__Task brief__
The data must be returned in full and exactly as given.

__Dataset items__
▼

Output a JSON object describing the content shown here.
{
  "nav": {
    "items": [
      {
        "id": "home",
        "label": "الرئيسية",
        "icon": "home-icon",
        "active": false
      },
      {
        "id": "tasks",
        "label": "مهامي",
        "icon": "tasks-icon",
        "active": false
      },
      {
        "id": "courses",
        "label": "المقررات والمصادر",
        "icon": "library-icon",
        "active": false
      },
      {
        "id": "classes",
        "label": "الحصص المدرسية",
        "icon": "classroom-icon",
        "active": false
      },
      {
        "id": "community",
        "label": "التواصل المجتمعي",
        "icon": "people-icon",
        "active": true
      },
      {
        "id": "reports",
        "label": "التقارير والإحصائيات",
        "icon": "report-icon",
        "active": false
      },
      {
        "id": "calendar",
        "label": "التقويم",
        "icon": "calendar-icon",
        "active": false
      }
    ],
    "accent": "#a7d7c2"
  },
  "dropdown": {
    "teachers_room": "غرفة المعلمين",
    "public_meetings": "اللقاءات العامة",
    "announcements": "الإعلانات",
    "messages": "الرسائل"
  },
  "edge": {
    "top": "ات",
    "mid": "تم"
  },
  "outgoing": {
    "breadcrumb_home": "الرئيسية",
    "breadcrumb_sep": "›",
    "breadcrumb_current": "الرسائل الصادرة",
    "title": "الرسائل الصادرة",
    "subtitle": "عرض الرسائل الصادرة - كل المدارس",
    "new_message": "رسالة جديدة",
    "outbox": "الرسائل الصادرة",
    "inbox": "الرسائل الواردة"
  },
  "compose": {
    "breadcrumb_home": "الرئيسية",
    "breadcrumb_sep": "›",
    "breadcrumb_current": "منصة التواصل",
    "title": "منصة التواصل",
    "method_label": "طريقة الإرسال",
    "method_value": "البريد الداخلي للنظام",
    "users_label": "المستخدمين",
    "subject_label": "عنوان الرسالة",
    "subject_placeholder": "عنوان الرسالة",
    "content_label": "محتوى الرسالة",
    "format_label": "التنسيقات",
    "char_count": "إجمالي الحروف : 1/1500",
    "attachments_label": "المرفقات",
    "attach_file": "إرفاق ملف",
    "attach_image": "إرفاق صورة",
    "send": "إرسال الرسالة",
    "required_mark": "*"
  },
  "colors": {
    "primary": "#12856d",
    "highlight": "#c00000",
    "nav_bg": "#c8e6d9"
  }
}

▲

__Output for this task__
Output a JSON object describing the content shown here.
{
  "nav": {
    "items": [
      {
        "id": "home",
        "label": "الرئيسية",
        "icon": "home-icon",
        "active": false
      },
      {
        "id": "tasks",
        "label": "مهامي",
        "icon": "tasks-icon",
        "active": false
      },
      {
        "id": "courses",
        "label": "المقررات والمصادر",
        "icon": "library-icon",
        "active": false
      },
      {
        "id": "classes",
        "label": "الحصص المدرسية",
        "icon": "classroom-icon",
        "active": false
      },
      {
        "id": "community",
        "label": "التواصل المجتمعي",
        "icon": "people-icon",
        "active": true
      },
      {
        "id": "reports",
        "label": "التقارير والإحصائيات",
        "icon": "report-icon",
        "active": false
      },
      {
        "id": "calendar",
        "label": "التقويم",
        "icon": "calendar-icon",
        "active": false
      }
    ],
    "accent": "#a7d7c2"
  },
  "dropdown": {
    "teachers_room": "غرفة المعلمين",
    "public_meetings": "اللقاءات العامة",
    "announcements": "الإعلانات",
    "messages": "الرسائل"
  },
  "edge": {
    "top": "ات",
    "mid": "تم"
  },
  "outgoing": {
    "breadcrumb_home": "الرئيسية",
    "breadcrumb_sep": "›",
    "breadcrumb_current": "الرسائل الصادرة",
    "title": "الرسائل الصادرة",
    "subtitle": "عرض الرسائل الصادرة - كل المدارس",
    "new_message": "رسالة جديدة",
    "outbox": "الرسائل الصادرة",
    "inbox": "الرسائل الواردة"
  },
  "compose": {
    "breadcrumb_home": "الرئيسية",
    "breadcrumb_sep": "›",
    "breadcrumb_current": "منصة التواصل",
    "title": "منصة التواصل",
    "method_label": "طريقة الإرسال",
    "method_value": "البريد الداخلي للنظام",
    "users_label": "المستخدمين",
    "subject_label": "عنوان الرسالة",
    "subject_placeholder": "عنوان الرسالة",
    "content_label": "محتوى الرسالة",
    "format_label": "التنسيقات",
    "char_count": "إجمالي الحروف : 1/1500",
    "attachments_label": "المرفقات",
    "attach_file": "إرفاق ملف",
    "attach_image": "إرفاق صورة",
    "send": "إرسال الرسالة",
    "required_mark": "*"
  },
  "colors": {
    "primary": "#12856d",
    "highlight": "#c00000",
    "nav_bg": "#c8e6d9"
  }
}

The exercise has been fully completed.